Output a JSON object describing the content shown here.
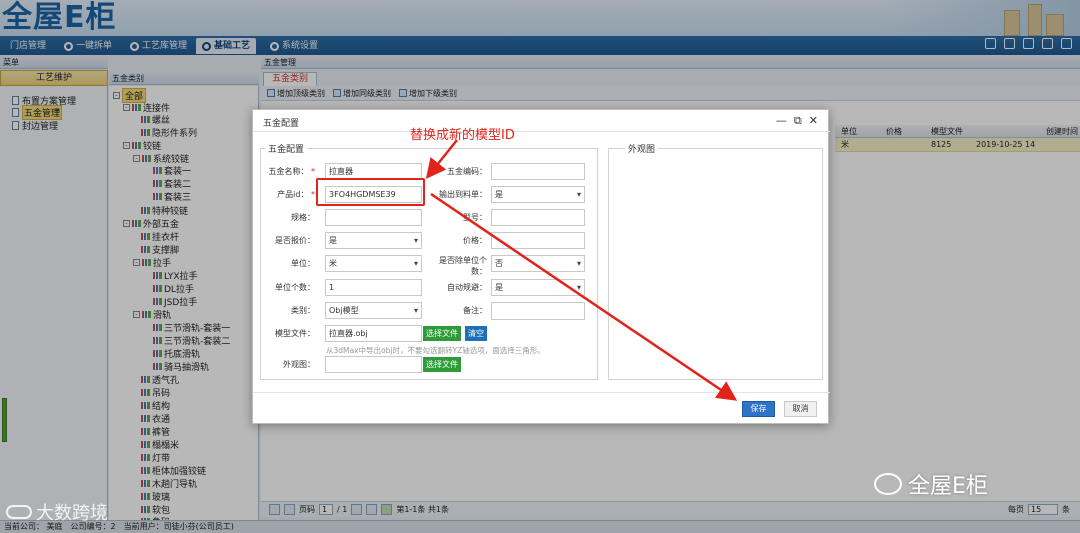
{
  "app": {
    "logo": "全屋E柜"
  },
  "nav": {
    "items": [
      "门店管理",
      "一键拆单",
      "工艺库管理",
      "基础工艺",
      "系统设置"
    ],
    "active_index": 3
  },
  "left": {
    "menu_title": "菜单",
    "section_title": "工艺维护",
    "items": [
      "布置方案管理",
      "五金管理",
      "封边管理"
    ],
    "selected_index": 1
  },
  "tree": {
    "title": "五金类别",
    "nodes": {
      "root": "全部",
      "connectors": "连接件",
      "screw": "螺丝",
      "hidden": "隐形件系列",
      "hinge": "铰链",
      "sys_hinge": "系统铰链",
      "s1": "套装一",
      "s2": "套装二",
      "s3": "套装三",
      "special": "特种铰链",
      "external": "外部五金",
      "pole": "挂衣杆",
      "foot": "支撑脚",
      "handle": "拉手",
      "lyx": "LYX拉手",
      "dl": "DL拉手",
      "jsd": "JSD拉手",
      "rail": "滑轨",
      "r1": "三节滑轨-套装一",
      "r2": "三节滑轨-套装二",
      "r3": "托底滑轨",
      "r4": "骑马抽滑轨",
      "vent": "透气孔",
      "hook": "吊码",
      "struct": "结构",
      "clothes": "衣通",
      "tube": "裤管",
      "rice": "榻榻米",
      "light": "灯带",
      "cab_hinge": "柜体加强铰链",
      "door_rail": "木趟门导轨",
      "glass": "玻璃",
      "soft": "软包",
      "horse": "角码"
    }
  },
  "main": {
    "title": "五金管理",
    "tab": "五金类别",
    "tools": [
      "增加顶级类别",
      "增加同级类别",
      "增加下级类别"
    ],
    "grid": {
      "headers": [
        "单位",
        "价格",
        "模型文件",
        "创建时间"
      ],
      "row": [
        "米",
        "",
        "8125",
        "2019-10-25 14"
      ]
    },
    "pager": {
      "page_label": "页码",
      "page": "1",
      "of": "/ 1",
      "info": "第1-1条  共1条",
      "page_size_label": "每页",
      "page_size": "15",
      "unit": "条"
    }
  },
  "statusbar": {
    "company": "当前公司：  美庭",
    "company_no": "公司编号：2",
    "user": "当前用户：司徒小芬(公司员工)"
  },
  "dialog": {
    "title": "五金配置",
    "left_legend": "五金配置",
    "right_legend": "外观图",
    "fields": {
      "name_label": "五金名称：",
      "name_value": "拉直器",
      "code_label": "五金编码：",
      "code_value": "",
      "pid_label": "产品id：",
      "pid_value": "3FO4HGDMSE39",
      "bom_label": "输出到料单：",
      "bom_value": "是",
      "spec_label": "规格：",
      "spec_value": "",
      "model_label": "型号：",
      "model_value": "",
      "quote_label": "是否报价：",
      "quote_value": "是",
      "price_label": "价格：",
      "price_value": "",
      "unit_label": "单位：",
      "unit_value": "米",
      "divide_label": "是否除单位个数：",
      "divide_value": "否",
      "count_label": "单位个数：",
      "count_value": "1",
      "auto_label": "自动规避：",
      "auto_value": "是",
      "type_label": "类别：",
      "type_value": "Obj模型",
      "remark_label": "备注：",
      "remark_value": "",
      "file_label": "模型文件：",
      "file_value": "拉直器.obj",
      "choose_btn": "选择文件",
      "clear_btn": "清空",
      "hint": "从3dMax中导出obj时，不要勾选翻转YZ轴选项，面选择三角形。",
      "appearance_label": "外观图：",
      "appearance_value": "",
      "choose_btn2": "选择文件"
    },
    "save": "保存",
    "cancel": "取消"
  },
  "annotation": {
    "text": "替换成新的模型ID",
    "color": "#e2231a"
  },
  "watermark": {
    "right": "全屋E柜",
    "left": "大数跨境"
  }
}
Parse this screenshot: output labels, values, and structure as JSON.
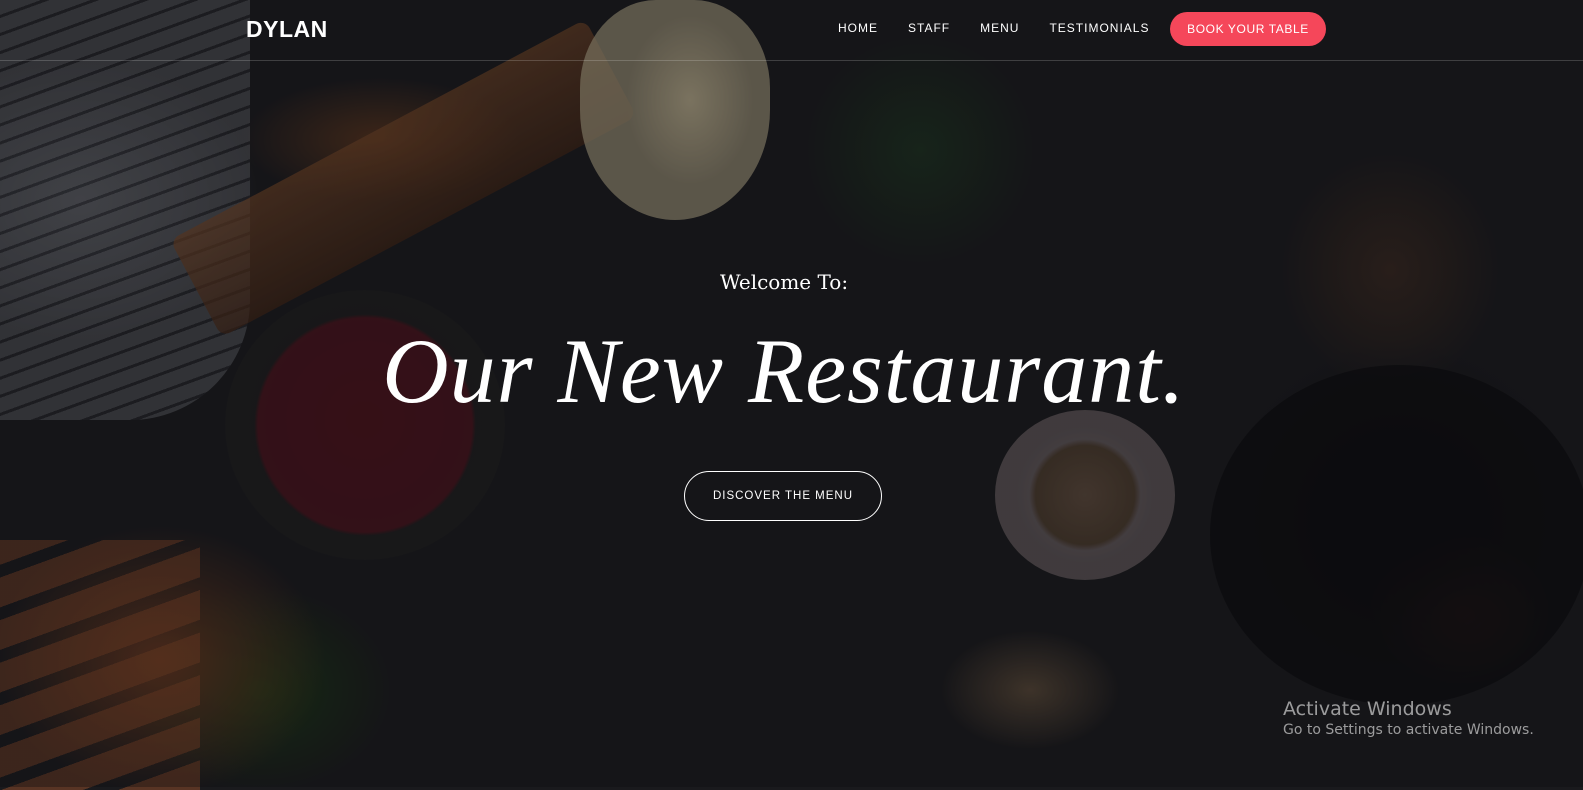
{
  "nav": {
    "logo": "DYLAN",
    "items": [
      {
        "label": "HOME"
      },
      {
        "label": "STAFF"
      },
      {
        "label": "MENU"
      },
      {
        "label": "TESTIMONIALS"
      }
    ],
    "cta_label": "BOOK YOUR TABLE",
    "accent_color": "#f5475a"
  },
  "hero": {
    "welcome": "Welcome To:",
    "title": "Our New Restaurant.",
    "button_label": "DISCOVER THE MENU"
  },
  "watermark": {
    "title": "Activate Windows",
    "subtitle": "Go to Settings to activate Windows."
  }
}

++++++++++++++++++++

• **Goal**: All of the data needs repeating exactly, but the pictures do not.

• **Reply to the task**:
Output a JSON object describing the content shown here.
{
  "app": {
    "logo": "全屋E柜"
  },
  "nav": {
    "items": [
      "门店管理",
      "一键拆单",
      "工艺库管理",
      "基础工艺",
      "系统设置"
    ],
    "active_index": 3
  },
  "left": {
    "menu_title": "菜单",
    "section_title": "工艺维护",
    "items": [
      "布置方案管理",
      "五金管理",
      "封边管理"
    ],
    "selected_index": 1
  },
  "tree": {
    "title": "五金类别",
    "nodes": {
      "root": "全部",
      "connectors": "连接件",
      "screw": "螺丝",
      "hidden": "隐形件系列",
      "hinge": "铰链",
      "sys_hinge": "系统铰链",
      "s1": "套装一",
      "s2": "套装二",
      "s3": "套装三",
      "special": "特种铰链",
      "external": "外部五金",
      "pole": "挂衣杆",
      "foot": "支撑脚",
      "handle": "拉手",
      "lyx": "LYX拉手",
      "dl": "DL拉手",
      "jsd": "JSD拉手",
      "rail": "滑轨",
      "r1": "三节滑轨-套装一",
      "r2": "三节滑轨-套装二",
      "r3": "托底滑轨",
      "r4": "骑马抽滑轨",
      "vent": "透气孔",
      "hook": "吊码",
      "struct": "结构",
      "clothes": "衣通",
      "tube": "裤管",
      "rice": "榻榻米",
      "light": "灯带",
      "cab_hinge": "柜体加强铰链",
      "door_rail": "木趟门导轨",
      "glass": "玻璃",
      "soft": "软包",
      "horse": "角码"
    }
  },
  "main": {
    "title": "五金管理",
    "tab": "五金类别",
    "tools": [
      "增加顶级类别",
      "增加同级类别",
      "增加下级类别"
    ],
    "grid": {
      "headers": [
        "单位",
        "价格",
        "模型文件",
        "创建时间"
      ],
      "row": [
        "米",
        "",
        "8125",
        "2019-10-25 14"
      ]
    },
    "pager": {
      "page_label": "页码",
      "page": "1",
      "of": "/ 1",
      "info": "第1-1条  共1条",
      "page_size_label": "每页",
      "page_size": "15",
      "unit": "条"
    }
  },
  "statusbar": {
    "company": "当前公司：  美庭",
    "company_no": "公司编号：2",
    "user": "当前用户：司徒小芬(公司员工)"
  },
  "dialog": {
    "title": "五金配置",
    "left_legend": "五金配置",
    "right_legend": "外观图",
    "fields": {
      "name_label": "五金名称：",
      "name_value": "拉直器",
      "code_label": "五金编码：",
      "code_value": "",
      "pid_label": "产品id：",
      "pid_value": "3FO4HGDMSE39",
      "bom_label": "输出到料单：",
      "bom_value": "是",
      "spec_label": "规格：",
      "spec_value": "",
      "model_label": "型号：",
      "model_value": "",
      "quote_label": "是否报价：",
      "quote_value": "是",
      "price_label": "价格：",
      "price_value": "",
      "unit_label": "单位：",
      "unit_value": "米",
      "divide_label": "是否除单位个数：",
      "divide_value": "否",
      "count_label": "单位个数：",
      "count_value": "1",
      "auto_label": "自动规避：",
      "auto_value": "是",
      "type_label": "类别：",
      "type_value": "Obj模型",
      "remark_label": "备注：",
      "remark_value": "",
      "file_label": "模型文件：",
      "file_value": "拉直器.obj",
      "choose_btn": "选择文件",
      "clear_btn": "清空",
      "hint": "从3dMax中导出obj时，不要勾选翻转YZ轴选项，面选择三角形。",
      "appearance_label": "外观图：",
      "appearance_value": "",
      "choose_btn2": "选择文件"
    },
    "save": "保存",
    "cancel": "取消"
  },
  "annotation": {
    "text": "替换成新的模型ID",
    "color": "#e2231a"
  },
  "watermark": {
    "right": "全屋E柜",
    "left": "大数跨境"
  }
}
Parse this screenshot: output labels, values, and structure as JSON.
{
  "nav": {
    "logo": "DYLAN",
    "items": [
      {
        "label": "HOME"
      },
      {
        "label": "STAFF"
      },
      {
        "label": "MENU"
      },
      {
        "label": "TESTIMONIALS"
      }
    ],
    "cta_label": "BOOK YOUR TABLE",
    "accent_color": "#f5475a"
  },
  "hero": {
    "welcome": "Welcome To:",
    "title": "Our New Restaurant.",
    "button_label": "DISCOVER THE MENU"
  },
  "watermark": {
    "title": "Activate Windows",
    "subtitle": "Go to Settings to activate Windows."
  }
}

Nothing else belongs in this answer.